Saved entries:
※
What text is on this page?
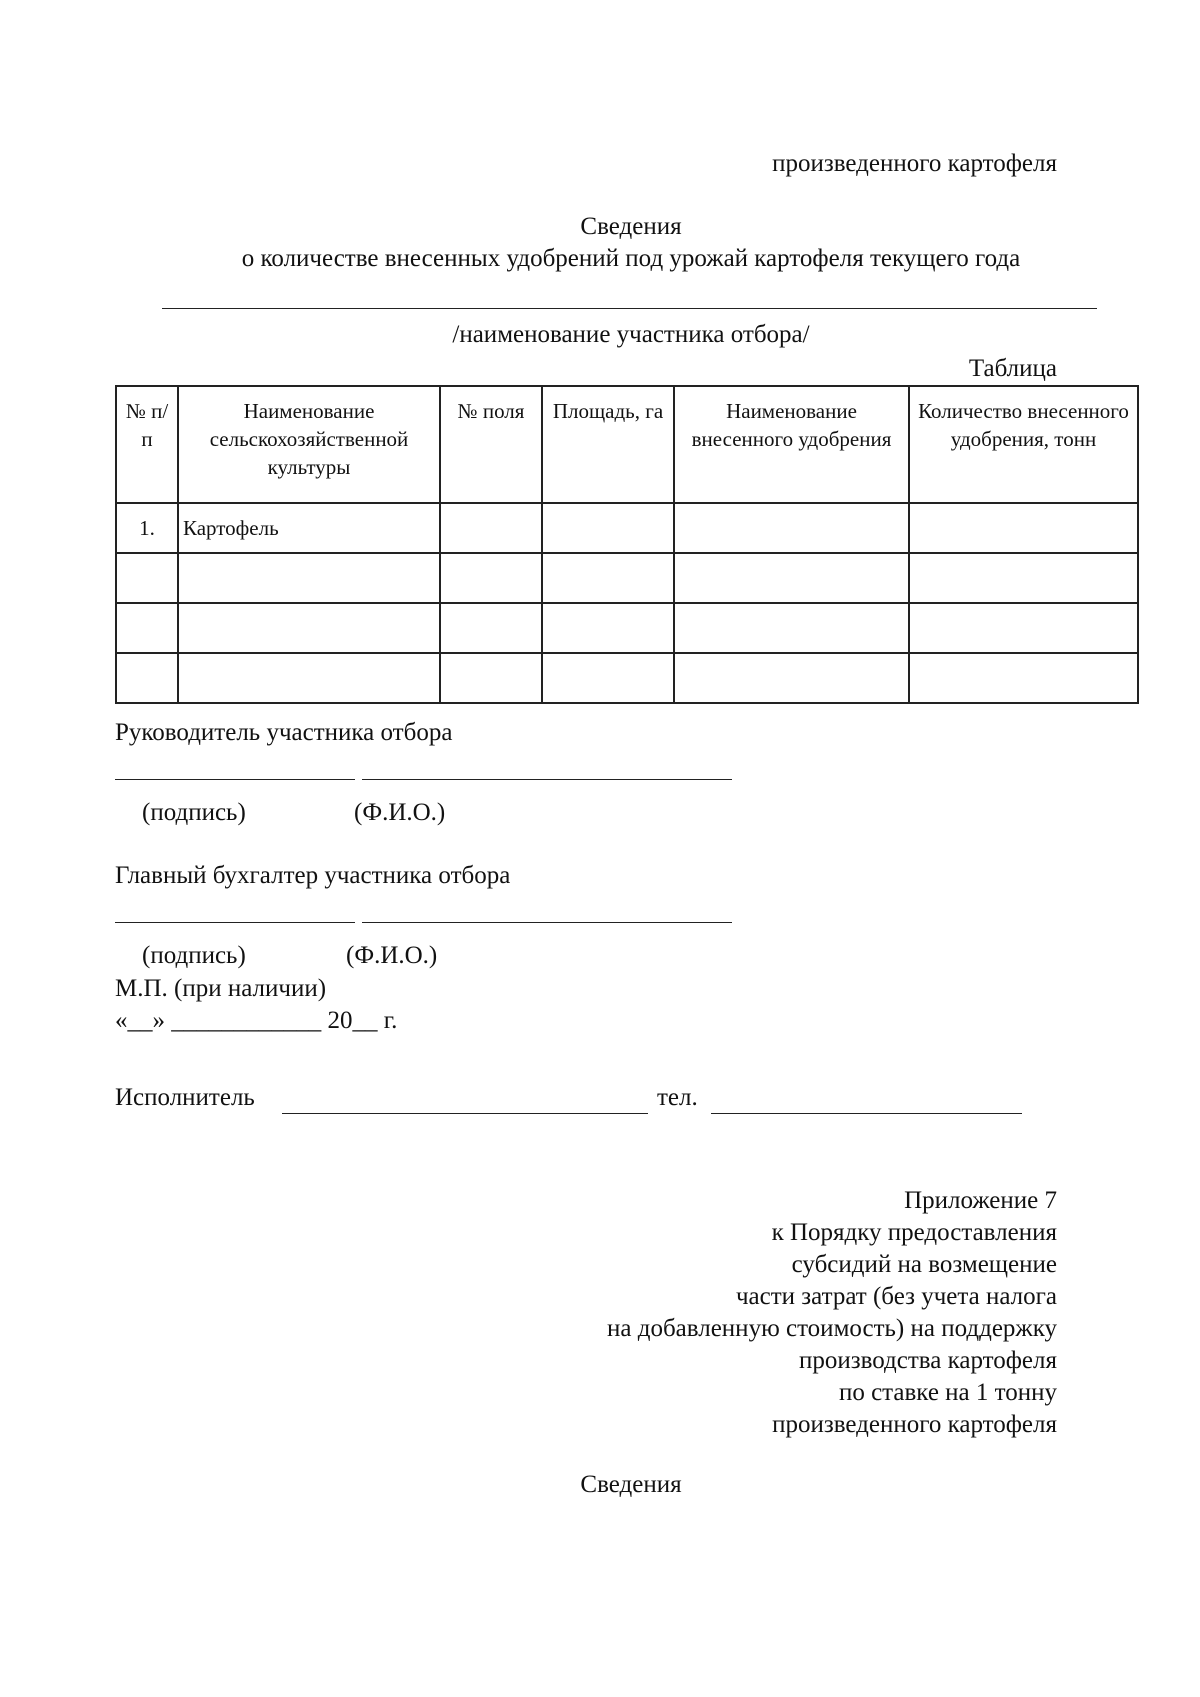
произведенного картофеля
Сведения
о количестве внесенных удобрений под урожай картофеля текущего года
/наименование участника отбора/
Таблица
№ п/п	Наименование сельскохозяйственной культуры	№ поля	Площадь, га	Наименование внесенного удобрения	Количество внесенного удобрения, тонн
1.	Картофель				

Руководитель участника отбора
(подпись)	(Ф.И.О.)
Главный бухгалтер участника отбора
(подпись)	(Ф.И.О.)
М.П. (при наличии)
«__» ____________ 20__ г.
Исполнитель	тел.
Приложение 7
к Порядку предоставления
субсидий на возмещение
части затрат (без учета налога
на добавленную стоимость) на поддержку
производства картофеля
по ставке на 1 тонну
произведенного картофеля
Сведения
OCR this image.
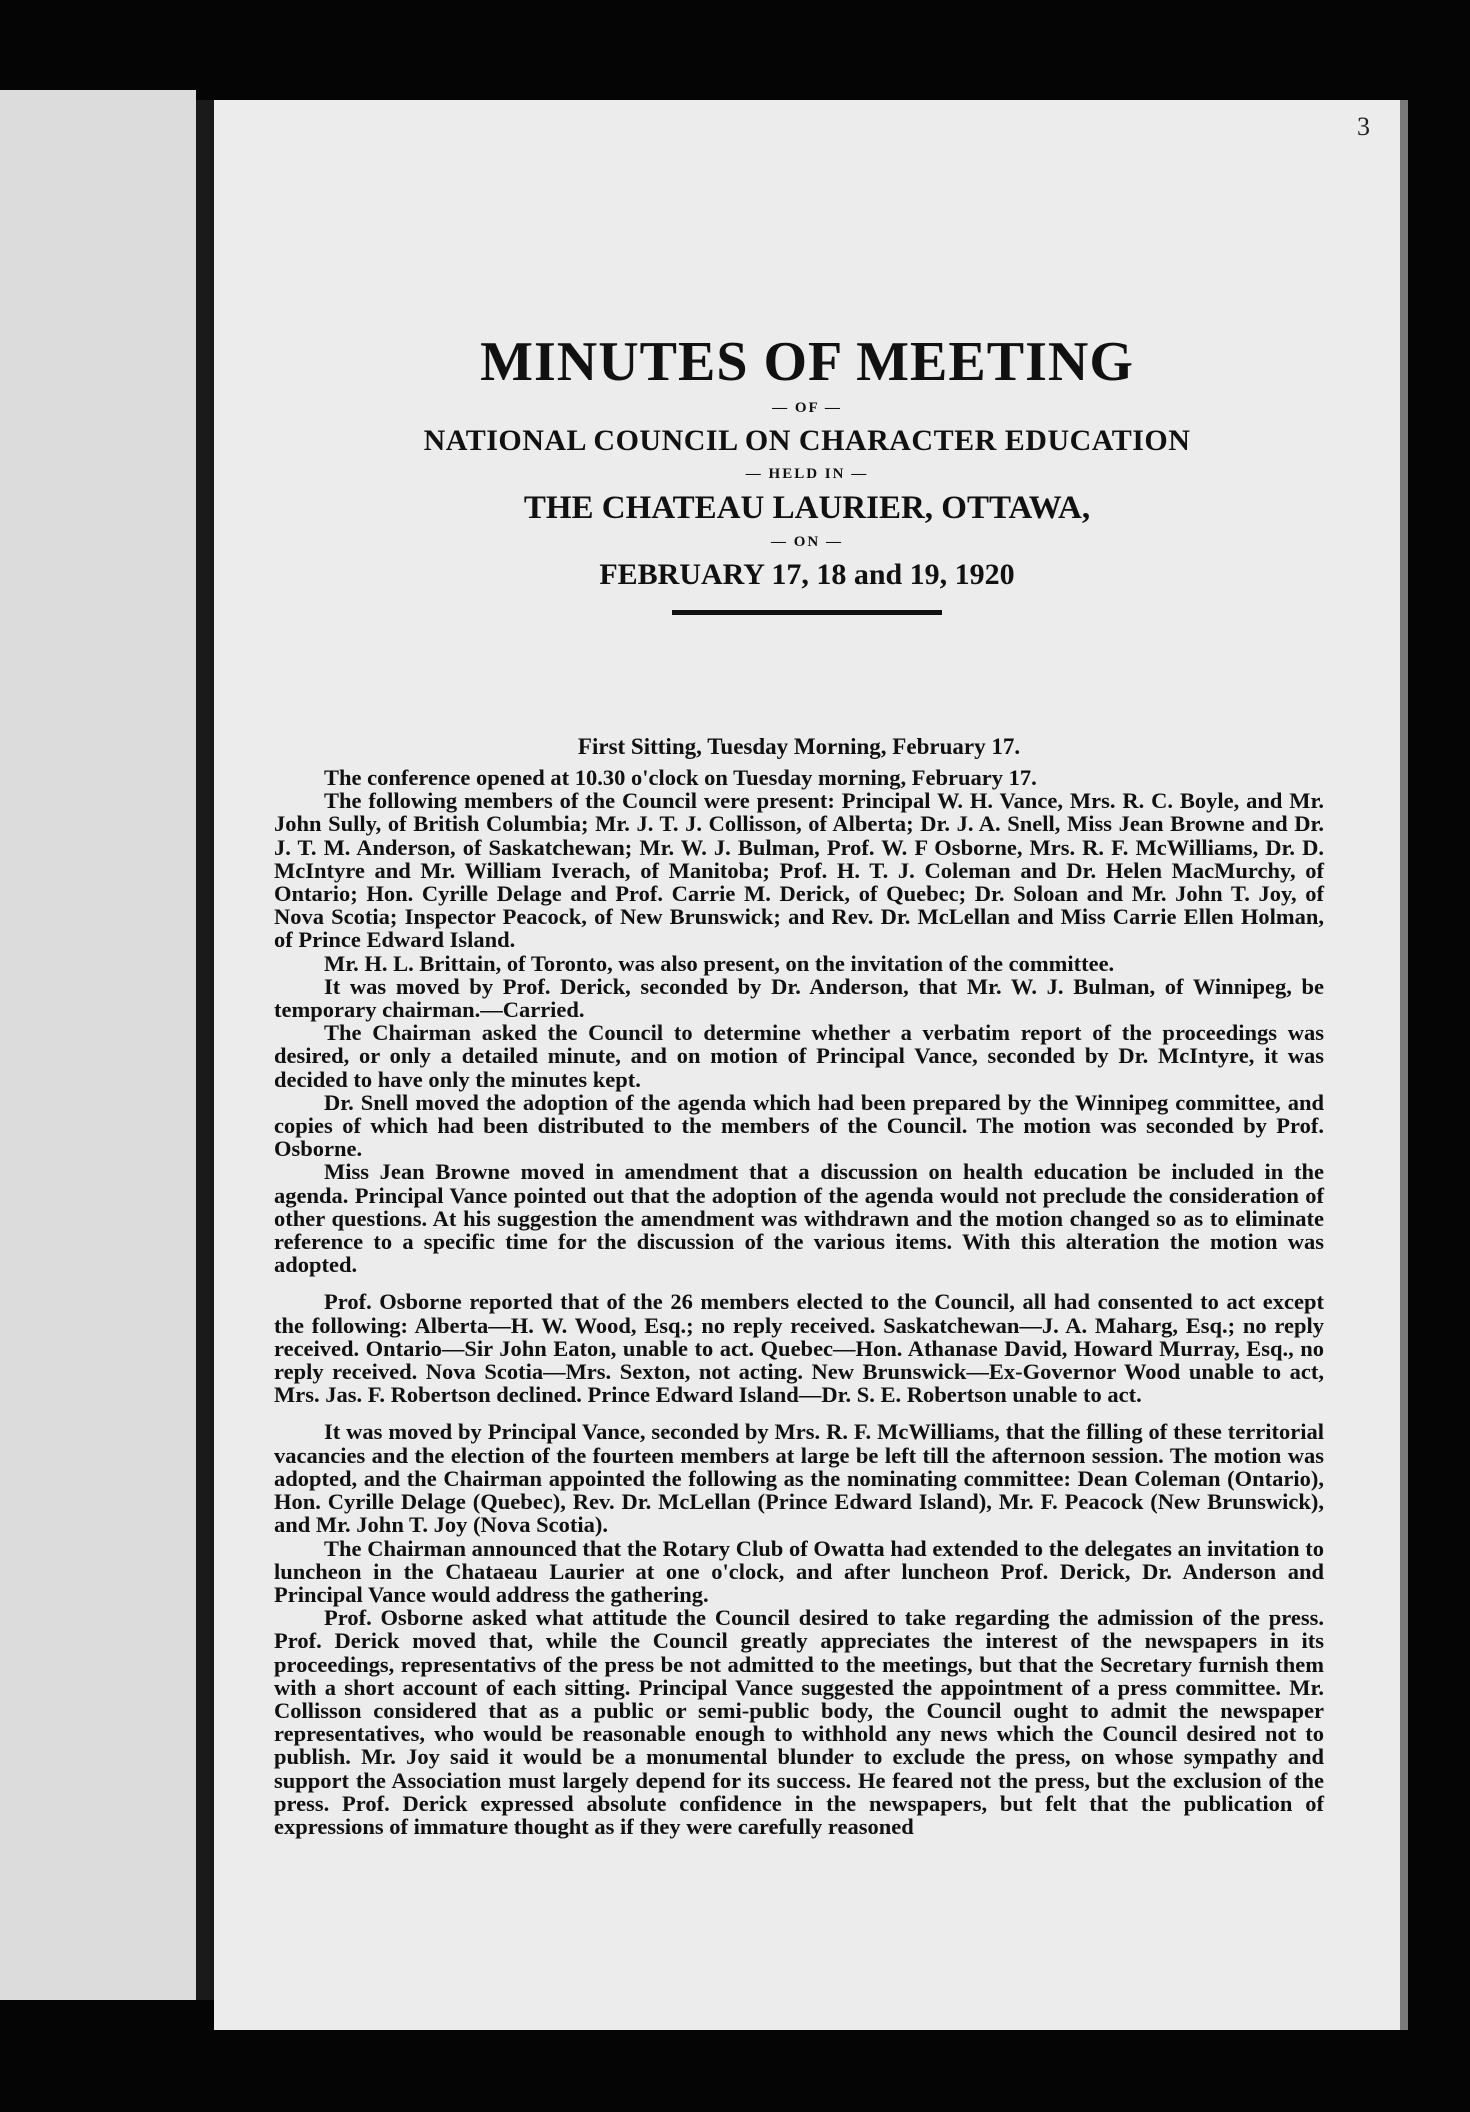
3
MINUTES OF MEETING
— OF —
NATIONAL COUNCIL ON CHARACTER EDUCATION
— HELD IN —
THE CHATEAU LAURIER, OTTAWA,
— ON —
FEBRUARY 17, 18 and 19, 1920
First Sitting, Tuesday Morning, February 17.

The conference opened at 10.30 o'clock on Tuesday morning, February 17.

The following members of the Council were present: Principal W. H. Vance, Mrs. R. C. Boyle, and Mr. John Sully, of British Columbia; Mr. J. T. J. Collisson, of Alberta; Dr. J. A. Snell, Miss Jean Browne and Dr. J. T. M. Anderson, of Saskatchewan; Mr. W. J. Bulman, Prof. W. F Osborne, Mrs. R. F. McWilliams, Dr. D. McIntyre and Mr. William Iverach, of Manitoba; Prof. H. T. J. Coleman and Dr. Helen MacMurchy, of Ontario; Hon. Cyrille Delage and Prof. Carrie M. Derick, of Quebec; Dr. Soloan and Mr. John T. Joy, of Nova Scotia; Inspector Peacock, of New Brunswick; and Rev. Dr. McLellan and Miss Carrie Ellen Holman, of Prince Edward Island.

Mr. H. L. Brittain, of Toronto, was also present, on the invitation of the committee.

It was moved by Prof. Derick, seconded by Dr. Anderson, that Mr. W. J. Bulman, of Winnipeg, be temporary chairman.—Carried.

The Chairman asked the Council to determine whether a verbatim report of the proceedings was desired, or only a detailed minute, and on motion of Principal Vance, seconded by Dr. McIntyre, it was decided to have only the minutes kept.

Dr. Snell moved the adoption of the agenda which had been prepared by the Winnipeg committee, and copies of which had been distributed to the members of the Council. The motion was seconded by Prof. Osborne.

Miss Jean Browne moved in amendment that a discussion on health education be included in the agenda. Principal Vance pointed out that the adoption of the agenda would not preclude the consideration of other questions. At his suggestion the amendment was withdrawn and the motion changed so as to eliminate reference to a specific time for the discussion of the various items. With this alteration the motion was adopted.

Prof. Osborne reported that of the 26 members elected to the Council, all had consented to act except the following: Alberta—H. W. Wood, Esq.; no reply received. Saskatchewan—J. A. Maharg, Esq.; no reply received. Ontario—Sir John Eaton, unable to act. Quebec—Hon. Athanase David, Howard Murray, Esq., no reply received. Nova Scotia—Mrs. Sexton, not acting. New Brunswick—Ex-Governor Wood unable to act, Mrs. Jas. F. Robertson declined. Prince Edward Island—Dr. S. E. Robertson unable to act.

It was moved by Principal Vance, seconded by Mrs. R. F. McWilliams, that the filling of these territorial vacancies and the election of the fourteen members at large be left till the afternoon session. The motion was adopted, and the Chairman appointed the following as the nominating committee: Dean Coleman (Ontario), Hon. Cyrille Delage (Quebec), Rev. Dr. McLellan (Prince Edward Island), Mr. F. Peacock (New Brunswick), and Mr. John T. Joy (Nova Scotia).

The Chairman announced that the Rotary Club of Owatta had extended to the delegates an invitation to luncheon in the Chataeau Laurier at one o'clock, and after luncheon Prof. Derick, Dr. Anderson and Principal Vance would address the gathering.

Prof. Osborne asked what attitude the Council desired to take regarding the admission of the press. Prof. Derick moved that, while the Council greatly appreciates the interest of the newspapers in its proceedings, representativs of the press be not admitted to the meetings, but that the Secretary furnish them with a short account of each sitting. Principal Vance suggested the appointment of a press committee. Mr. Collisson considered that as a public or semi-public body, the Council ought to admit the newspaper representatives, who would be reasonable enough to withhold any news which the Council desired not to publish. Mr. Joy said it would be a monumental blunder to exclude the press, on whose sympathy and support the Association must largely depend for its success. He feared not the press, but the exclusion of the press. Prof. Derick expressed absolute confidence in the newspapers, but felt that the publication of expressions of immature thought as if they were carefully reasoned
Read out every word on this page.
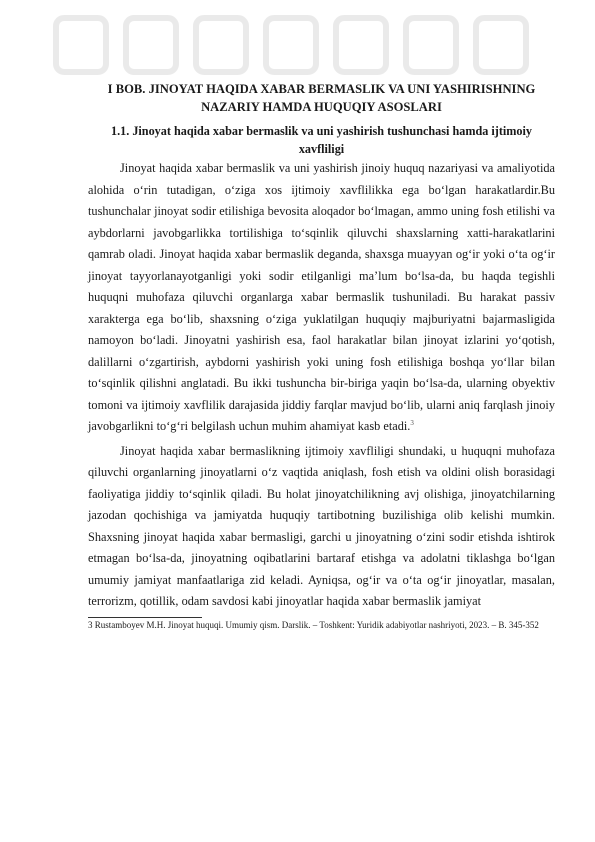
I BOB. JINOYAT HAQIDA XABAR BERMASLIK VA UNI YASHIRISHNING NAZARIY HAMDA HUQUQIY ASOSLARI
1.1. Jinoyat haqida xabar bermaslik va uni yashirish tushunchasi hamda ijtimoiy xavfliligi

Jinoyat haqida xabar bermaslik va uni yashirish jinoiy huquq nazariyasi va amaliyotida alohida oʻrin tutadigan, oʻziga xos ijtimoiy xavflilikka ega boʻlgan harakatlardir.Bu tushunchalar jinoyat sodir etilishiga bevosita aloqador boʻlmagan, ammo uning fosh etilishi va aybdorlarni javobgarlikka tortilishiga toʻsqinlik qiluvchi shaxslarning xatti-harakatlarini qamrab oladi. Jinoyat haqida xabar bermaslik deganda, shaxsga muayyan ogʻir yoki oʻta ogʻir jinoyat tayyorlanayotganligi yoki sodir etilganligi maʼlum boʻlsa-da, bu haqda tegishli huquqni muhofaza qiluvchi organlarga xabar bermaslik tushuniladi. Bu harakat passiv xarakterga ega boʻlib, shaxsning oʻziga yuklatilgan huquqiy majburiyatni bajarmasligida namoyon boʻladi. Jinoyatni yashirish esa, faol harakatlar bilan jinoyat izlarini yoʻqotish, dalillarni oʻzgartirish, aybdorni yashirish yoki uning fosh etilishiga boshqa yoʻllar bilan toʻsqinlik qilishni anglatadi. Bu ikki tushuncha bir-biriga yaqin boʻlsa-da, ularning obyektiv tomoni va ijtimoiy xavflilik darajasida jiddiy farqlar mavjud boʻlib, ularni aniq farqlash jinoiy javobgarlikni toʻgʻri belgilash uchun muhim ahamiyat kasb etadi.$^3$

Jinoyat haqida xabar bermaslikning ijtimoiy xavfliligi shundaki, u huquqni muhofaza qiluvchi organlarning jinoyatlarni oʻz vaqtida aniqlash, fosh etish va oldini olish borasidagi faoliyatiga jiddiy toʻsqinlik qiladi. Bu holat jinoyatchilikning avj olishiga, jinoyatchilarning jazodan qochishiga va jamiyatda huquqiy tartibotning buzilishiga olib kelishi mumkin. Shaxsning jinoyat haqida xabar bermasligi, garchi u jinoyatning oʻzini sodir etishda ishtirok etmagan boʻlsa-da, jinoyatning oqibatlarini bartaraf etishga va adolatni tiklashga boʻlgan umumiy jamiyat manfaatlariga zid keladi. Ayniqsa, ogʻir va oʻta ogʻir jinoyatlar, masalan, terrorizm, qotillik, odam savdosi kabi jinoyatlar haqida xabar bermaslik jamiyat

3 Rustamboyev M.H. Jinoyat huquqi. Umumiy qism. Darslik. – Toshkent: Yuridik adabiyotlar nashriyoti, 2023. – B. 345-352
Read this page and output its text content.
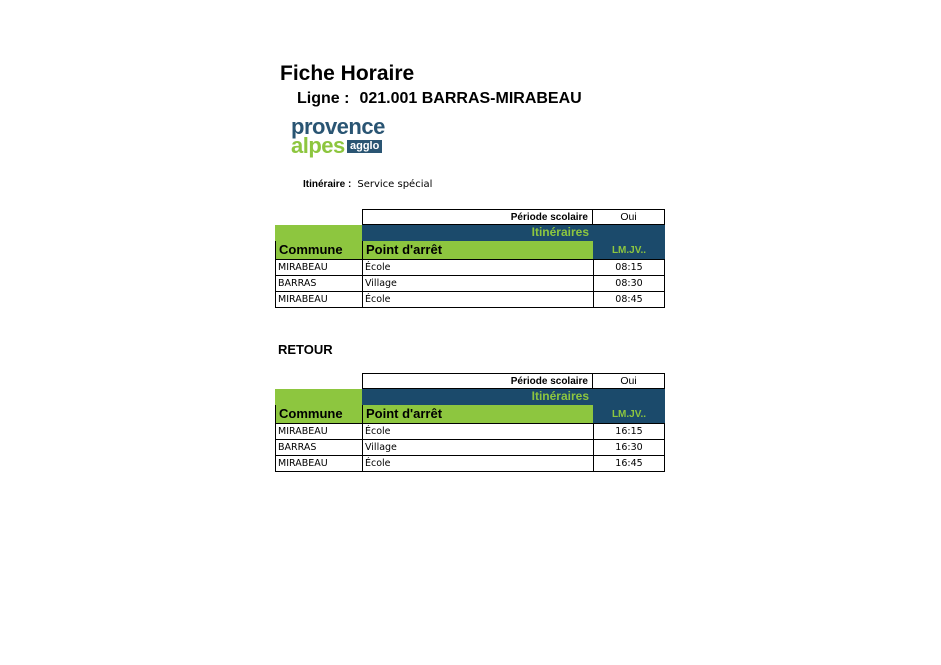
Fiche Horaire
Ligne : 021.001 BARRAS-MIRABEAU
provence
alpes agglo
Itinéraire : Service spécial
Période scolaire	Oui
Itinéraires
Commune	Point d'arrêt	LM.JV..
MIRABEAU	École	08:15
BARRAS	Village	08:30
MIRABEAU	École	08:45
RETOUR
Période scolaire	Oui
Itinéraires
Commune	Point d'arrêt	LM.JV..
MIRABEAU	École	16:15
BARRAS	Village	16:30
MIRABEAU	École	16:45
※
■ **Exercise details**
Track down all lines above with the string "отбора" and copy them.

■ **Response to this exercise**
/наименование участника отбора/
Руководитель участника отбора
Главный бухгалтер участника отбора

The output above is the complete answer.